----- MATERIAL SUPPLIED

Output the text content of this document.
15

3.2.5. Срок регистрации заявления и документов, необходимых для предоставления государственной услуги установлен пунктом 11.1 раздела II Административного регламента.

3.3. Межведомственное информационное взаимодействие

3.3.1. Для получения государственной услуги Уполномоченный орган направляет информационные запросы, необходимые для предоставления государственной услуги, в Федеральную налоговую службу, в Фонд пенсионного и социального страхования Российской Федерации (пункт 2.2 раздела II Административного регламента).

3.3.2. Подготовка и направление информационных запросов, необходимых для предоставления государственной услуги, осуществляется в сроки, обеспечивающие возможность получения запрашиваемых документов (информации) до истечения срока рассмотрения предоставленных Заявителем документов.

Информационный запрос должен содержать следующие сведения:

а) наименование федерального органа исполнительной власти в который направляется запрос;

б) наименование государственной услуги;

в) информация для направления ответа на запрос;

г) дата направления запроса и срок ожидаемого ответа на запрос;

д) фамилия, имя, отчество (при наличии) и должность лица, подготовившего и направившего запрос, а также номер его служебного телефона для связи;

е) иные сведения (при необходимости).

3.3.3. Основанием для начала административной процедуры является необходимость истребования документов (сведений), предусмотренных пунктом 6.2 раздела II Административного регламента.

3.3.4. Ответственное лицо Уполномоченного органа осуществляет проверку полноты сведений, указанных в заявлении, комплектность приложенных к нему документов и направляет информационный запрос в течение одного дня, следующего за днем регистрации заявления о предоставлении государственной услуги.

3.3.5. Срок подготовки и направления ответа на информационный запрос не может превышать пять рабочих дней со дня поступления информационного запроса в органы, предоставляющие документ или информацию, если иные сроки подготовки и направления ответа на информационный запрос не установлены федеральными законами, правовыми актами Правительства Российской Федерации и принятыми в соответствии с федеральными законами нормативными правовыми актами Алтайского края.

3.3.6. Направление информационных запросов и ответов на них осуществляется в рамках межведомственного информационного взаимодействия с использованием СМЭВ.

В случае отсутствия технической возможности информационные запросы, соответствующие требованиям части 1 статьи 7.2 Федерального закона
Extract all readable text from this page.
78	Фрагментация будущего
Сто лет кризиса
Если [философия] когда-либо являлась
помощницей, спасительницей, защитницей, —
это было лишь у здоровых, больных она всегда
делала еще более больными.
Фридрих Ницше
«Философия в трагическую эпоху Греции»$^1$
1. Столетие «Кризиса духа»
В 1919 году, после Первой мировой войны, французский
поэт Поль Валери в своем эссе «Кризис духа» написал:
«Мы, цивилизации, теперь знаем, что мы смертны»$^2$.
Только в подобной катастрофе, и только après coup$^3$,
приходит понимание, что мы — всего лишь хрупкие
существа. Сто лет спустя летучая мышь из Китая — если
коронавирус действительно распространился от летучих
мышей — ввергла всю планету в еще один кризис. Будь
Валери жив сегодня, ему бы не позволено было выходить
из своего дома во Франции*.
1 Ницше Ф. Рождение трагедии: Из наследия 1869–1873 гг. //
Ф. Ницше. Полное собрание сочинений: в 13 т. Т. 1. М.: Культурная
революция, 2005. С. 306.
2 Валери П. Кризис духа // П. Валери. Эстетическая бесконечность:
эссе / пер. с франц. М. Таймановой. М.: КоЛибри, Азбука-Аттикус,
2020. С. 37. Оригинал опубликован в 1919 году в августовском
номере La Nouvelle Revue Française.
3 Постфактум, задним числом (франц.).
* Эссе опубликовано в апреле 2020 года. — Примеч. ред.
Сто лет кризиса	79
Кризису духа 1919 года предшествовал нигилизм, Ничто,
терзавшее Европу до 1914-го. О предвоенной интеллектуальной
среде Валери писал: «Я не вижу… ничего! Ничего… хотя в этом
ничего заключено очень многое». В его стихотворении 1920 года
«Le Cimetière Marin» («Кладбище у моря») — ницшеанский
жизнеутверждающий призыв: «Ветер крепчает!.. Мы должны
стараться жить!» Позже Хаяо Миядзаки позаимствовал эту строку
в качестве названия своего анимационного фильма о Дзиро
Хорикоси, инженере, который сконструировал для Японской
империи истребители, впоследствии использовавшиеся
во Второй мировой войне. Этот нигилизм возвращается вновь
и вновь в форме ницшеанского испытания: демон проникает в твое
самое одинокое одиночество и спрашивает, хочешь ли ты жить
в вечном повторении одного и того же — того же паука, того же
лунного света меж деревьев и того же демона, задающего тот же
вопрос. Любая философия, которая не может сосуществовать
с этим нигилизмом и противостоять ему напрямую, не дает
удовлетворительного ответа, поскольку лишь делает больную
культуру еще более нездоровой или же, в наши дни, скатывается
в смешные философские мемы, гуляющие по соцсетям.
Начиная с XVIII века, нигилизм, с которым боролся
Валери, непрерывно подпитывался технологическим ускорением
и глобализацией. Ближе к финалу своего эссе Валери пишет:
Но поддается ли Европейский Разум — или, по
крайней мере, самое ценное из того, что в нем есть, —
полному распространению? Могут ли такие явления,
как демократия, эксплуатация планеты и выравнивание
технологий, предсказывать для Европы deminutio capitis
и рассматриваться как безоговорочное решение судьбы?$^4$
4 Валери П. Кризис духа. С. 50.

----------

(EXERCISE OBJECTIVE) Restate the whole of the material exactly.

(EXERCISE RESPONSE)
Output the text content of this document.
15

3.2.5. Срок регистрации заявления и документов, необходимых для предоставления государственной услуги установлен пунктом 11.1 раздела II Административного регламента.

3.3. Межведомственное информационное взаимодействие

3.3.1. Для получения государственной услуги Уполномоченный орган направляет информационные запросы, необходимые для предоставления государственной услуги, в Федеральную налоговую службу, в Фонд пенсионного и социального страхования Российской Федерации (пункт 2.2 раздела II Административного регламента).

3.3.2. Подготовка и направление информационных запросов, необходимых для предоставления государственной услуги, осуществляется в сроки, обеспечивающие возможность получения запрашиваемых документов (информации) до истечения срока рассмотрения предоставленных Заявителем документов.

Информационный запрос должен содержать следующие сведения:

а) наименование федерального органа исполнительной власти в который направляется запрос;

б) наименование государственной услуги;

в) информация для направления ответа на запрос;

г) дата направления запроса и срок ожидаемого ответа на запрос;

д) фамилия, имя, отчество (при наличии) и должность лица, подготовившего и направившего запрос, а также номер его служебного телефона для связи;

е) иные сведения (при необходимости).

3.3.3. Основанием для начала административной процедуры является необходимость истребования документов (сведений), предусмотренных пунктом 6.2 раздела II Административного регламента.

3.3.4. Ответственное лицо Уполномоченного органа осуществляет проверку полноты сведений, указанных в заявлении, комплектность приложенных к нему документов и направляет информационный запрос в течение одного дня, следующего за днем регистрации заявления о предоставлении государственной услуги.

3.3.5. Срок подготовки и направления ответа на информационный запрос не может превышать пять рабочих дней со дня поступления информационного запроса в органы, предоставляющие документ или информацию, если иные сроки подготовки и направления ответа на информационный запрос не установлены федеральными законами, правовыми актами Правительства Российской Федерации и принятыми в соответствии с федеральными законами нормативными правовыми актами Алтайского края.

3.3.6. Направление информационных запросов и ответов на них осуществляется в рамках межведомственного информационного взаимодействия с использованием СМЭВ.

В случае отсутствия технической возможности информационные запросы, соответствующие требованиям части 1 статьи 7.2 Федерального закона
Extract all readable text from this page.
78	Фрагментация будущего
Сто лет кризиса
Если [философия] когда-либо являлась
помощницей, спасительницей, защитницей, —
это было лишь у здоровых, больных она всегда
делала еще более больными.
Фридрих Ницше
«Философия в трагическую эпоху Греции»$^1$
1. Столетие «Кризиса духа»
В 1919 году, после Первой мировой войны, французский
поэт Поль Валери в своем эссе «Кризис духа» написал:
«Мы, цивилизации, теперь знаем, что мы смертны»$^2$.
Только в подобной катастрофе, и только après coup$^3$,
приходит понимание, что мы — всего лишь хрупкие
существа. Сто лет спустя летучая мышь из Китая — если
коронавирус действительно распространился от летучих
мышей — ввергла всю планету в еще один кризис. Будь
Валери жив сегодня, ему бы не позволено было выходить
из своего дома во Франции*.
1 Ницше Ф. Рождение трагедии: Из наследия 1869–1873 гг. //
Ф. Ницше. Полное собрание сочинений: в 13 т. Т. 1. М.: Культурная
революция, 2005. С. 306.
2 Валери П. Кризис духа // П. Валери. Эстетическая бесконечность:
эссе / пер. с франц. М. Таймановой. М.: КоЛибри, Азбука-Аттикус,
2020. С. 37. Оригинал опубликован в 1919 году в августовском
номере La Nouvelle Revue Française.
3 Постфактум, задним числом (франц.).
* Эссе опубликовано в апреле 2020 года. — Примеч. ред.
Сто лет кризиса	79
Кризису духа 1919 года предшествовал нигилизм, Ничто,
терзавшее Европу до 1914-го. О предвоенной интеллектуальной
среде Валери писал: «Я не вижу… ничего! Ничего… хотя в этом
ничего заключено очень многое». В его стихотворении 1920 года
«Le Cimetière Marin» («Кладбище у моря») — ницшеанский
жизнеутверждающий призыв: «Ветер крепчает!.. Мы должны
стараться жить!» Позже Хаяо Миядзаки позаимствовал эту строку
в качестве названия своего анимационного фильма о Дзиро
Хорикоси, инженере, который сконструировал для Японской
империи истребители, впоследствии использовавшиеся
во Второй мировой войне. Этот нигилизм возвращается вновь
и вновь в форме ницшеанского испытания: демон проникает в твое
самое одинокое одиночество и спрашивает, хочешь ли ты жить
в вечном повторении одного и того же — того же паука, того же
лунного света меж деревьев и того же демона, задающего тот же
вопрос. Любая философия, которая не может сосуществовать
с этим нигилизмом и противостоять ему напрямую, не дает
удовлетворительного ответа, поскольку лишь делает больную
культуру еще более нездоровой или же, в наши дни, скатывается
в смешные философские мемы, гуляющие по соцсетям.
Начиная с XVIII века, нигилизм, с которым боролся
Валери, непрерывно подпитывался технологическим ускорением
и глобализацией. Ближе к финалу своего эссе Валери пишет:
Но поддается ли Европейский Разум — или, по
крайней мере, самое ценное из того, что в нем есть, —
полному распространению? Могут ли такие явления,
как демократия, эксплуатация планеты и выравнивание
технологий, предсказывать для Европы deminutio capitis
и рассматриваться как безоговорочное решение судьбы?$^4$
4 Валери П. Кризис духа. С. 50.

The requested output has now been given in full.